**Given records**:
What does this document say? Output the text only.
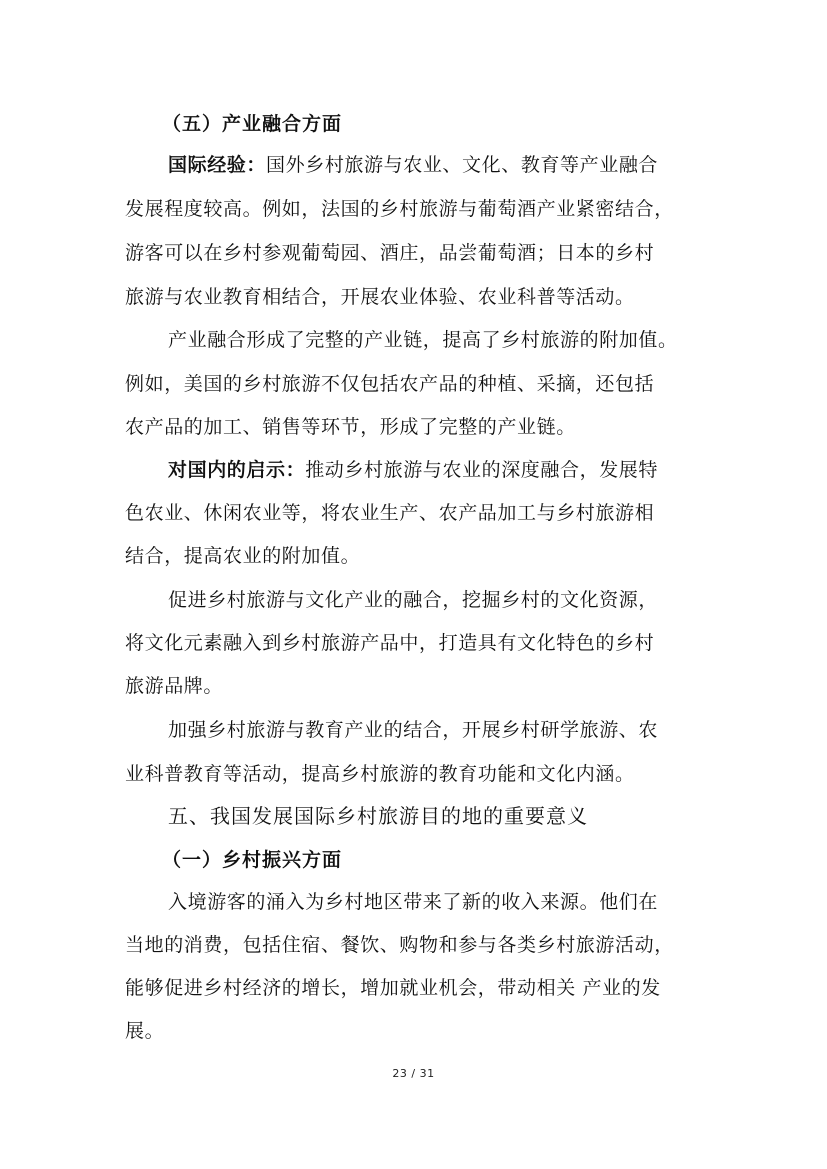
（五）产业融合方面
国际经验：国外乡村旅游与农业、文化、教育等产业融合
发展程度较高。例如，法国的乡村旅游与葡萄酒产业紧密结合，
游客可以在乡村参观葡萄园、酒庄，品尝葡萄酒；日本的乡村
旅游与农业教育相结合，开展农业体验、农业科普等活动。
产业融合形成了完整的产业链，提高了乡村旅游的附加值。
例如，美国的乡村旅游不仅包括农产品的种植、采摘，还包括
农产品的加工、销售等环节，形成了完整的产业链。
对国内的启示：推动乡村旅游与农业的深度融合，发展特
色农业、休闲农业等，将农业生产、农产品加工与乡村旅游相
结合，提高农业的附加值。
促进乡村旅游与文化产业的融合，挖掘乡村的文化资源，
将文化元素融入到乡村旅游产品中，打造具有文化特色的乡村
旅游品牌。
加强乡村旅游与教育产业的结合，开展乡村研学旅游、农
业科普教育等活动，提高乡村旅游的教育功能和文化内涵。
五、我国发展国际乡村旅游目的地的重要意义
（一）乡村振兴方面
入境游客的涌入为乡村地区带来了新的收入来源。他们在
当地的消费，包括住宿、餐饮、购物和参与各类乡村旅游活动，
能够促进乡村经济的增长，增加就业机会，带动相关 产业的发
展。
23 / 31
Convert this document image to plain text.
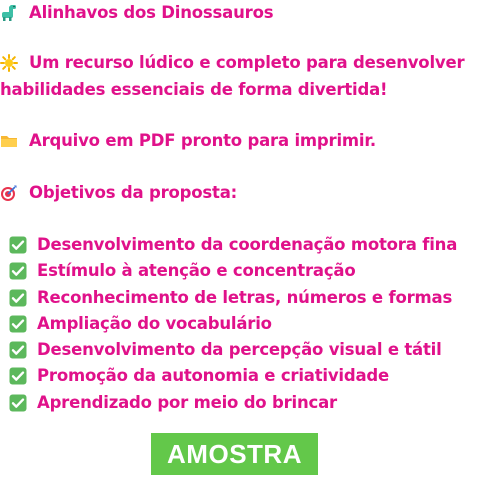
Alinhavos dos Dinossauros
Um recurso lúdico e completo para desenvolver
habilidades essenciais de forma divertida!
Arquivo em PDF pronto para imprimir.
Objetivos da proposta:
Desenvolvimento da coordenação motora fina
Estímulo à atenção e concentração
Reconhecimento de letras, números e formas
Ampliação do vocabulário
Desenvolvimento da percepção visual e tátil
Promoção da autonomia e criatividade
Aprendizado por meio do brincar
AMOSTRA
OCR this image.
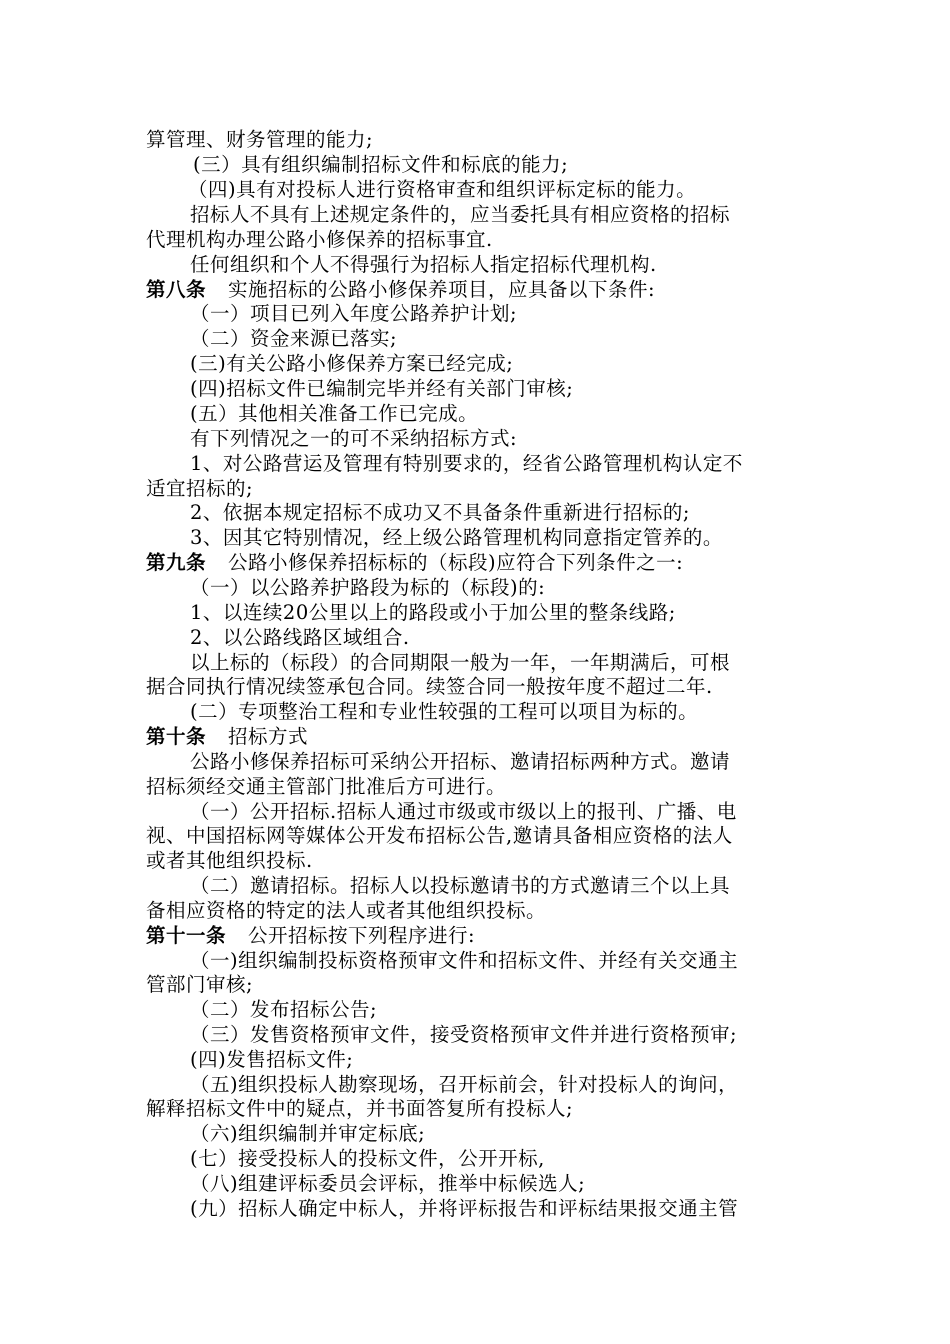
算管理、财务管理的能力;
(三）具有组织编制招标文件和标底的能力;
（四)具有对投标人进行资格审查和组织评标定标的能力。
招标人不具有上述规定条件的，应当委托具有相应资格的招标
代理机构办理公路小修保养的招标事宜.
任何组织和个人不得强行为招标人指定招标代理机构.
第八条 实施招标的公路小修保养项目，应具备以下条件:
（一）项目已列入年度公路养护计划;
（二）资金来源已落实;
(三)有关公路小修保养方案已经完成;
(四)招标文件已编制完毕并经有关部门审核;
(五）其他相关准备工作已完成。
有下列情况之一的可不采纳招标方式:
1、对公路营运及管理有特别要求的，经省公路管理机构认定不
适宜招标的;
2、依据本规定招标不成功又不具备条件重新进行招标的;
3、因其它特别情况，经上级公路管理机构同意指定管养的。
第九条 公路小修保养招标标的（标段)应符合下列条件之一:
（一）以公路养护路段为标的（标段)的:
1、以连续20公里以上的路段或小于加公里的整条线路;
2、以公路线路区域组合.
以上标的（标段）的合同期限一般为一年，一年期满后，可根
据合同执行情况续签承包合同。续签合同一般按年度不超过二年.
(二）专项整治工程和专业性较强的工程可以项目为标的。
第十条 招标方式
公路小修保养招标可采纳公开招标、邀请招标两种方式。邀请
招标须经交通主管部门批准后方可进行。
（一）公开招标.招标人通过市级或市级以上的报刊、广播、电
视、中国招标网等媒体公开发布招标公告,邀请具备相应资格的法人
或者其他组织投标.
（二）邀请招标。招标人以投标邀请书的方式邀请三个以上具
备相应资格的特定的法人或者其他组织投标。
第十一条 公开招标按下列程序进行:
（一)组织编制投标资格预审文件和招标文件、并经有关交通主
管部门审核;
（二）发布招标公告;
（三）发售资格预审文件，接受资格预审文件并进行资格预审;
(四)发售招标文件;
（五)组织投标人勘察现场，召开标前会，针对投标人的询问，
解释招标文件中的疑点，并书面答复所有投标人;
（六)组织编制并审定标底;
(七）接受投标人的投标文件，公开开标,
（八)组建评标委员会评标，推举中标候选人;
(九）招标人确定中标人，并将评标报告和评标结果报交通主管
--
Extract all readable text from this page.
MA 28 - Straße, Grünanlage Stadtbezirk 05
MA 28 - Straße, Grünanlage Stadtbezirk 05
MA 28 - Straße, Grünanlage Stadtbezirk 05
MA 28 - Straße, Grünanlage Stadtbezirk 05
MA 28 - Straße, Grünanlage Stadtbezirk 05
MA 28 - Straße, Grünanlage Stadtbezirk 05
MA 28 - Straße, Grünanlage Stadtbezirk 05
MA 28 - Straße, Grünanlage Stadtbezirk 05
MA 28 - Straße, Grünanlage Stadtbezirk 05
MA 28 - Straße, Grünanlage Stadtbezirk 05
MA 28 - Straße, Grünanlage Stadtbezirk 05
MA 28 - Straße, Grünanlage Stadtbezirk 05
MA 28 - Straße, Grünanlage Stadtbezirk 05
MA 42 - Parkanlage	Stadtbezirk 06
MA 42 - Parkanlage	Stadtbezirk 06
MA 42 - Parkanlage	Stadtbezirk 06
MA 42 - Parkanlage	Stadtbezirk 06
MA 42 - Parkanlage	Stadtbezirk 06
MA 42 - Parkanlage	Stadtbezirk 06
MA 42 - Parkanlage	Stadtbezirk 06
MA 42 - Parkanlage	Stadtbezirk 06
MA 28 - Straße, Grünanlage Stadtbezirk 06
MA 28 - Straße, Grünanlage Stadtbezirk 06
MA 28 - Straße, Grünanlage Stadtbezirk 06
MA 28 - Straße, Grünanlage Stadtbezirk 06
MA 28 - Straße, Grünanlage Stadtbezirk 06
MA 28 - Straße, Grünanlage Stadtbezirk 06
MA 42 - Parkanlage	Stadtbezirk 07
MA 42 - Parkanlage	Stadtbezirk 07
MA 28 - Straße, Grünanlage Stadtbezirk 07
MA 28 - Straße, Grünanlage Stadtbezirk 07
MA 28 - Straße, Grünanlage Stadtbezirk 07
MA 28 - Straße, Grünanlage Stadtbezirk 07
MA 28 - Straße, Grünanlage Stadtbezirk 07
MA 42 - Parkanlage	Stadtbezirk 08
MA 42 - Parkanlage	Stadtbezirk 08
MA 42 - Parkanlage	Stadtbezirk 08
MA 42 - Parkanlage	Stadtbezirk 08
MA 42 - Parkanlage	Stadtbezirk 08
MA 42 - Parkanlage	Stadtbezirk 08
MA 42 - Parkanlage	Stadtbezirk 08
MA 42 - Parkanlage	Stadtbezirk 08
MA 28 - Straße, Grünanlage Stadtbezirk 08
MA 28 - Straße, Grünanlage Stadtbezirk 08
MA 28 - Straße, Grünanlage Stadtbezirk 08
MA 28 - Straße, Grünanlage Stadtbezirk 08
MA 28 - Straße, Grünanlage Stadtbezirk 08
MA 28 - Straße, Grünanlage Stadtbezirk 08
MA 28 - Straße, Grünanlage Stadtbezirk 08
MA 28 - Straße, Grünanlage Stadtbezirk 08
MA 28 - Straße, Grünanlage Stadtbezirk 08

**Exercise brief**: Search the entries for the word "image", then gather every line that has it.

**Result**:
Convert this document image to plain text.
OCR this image.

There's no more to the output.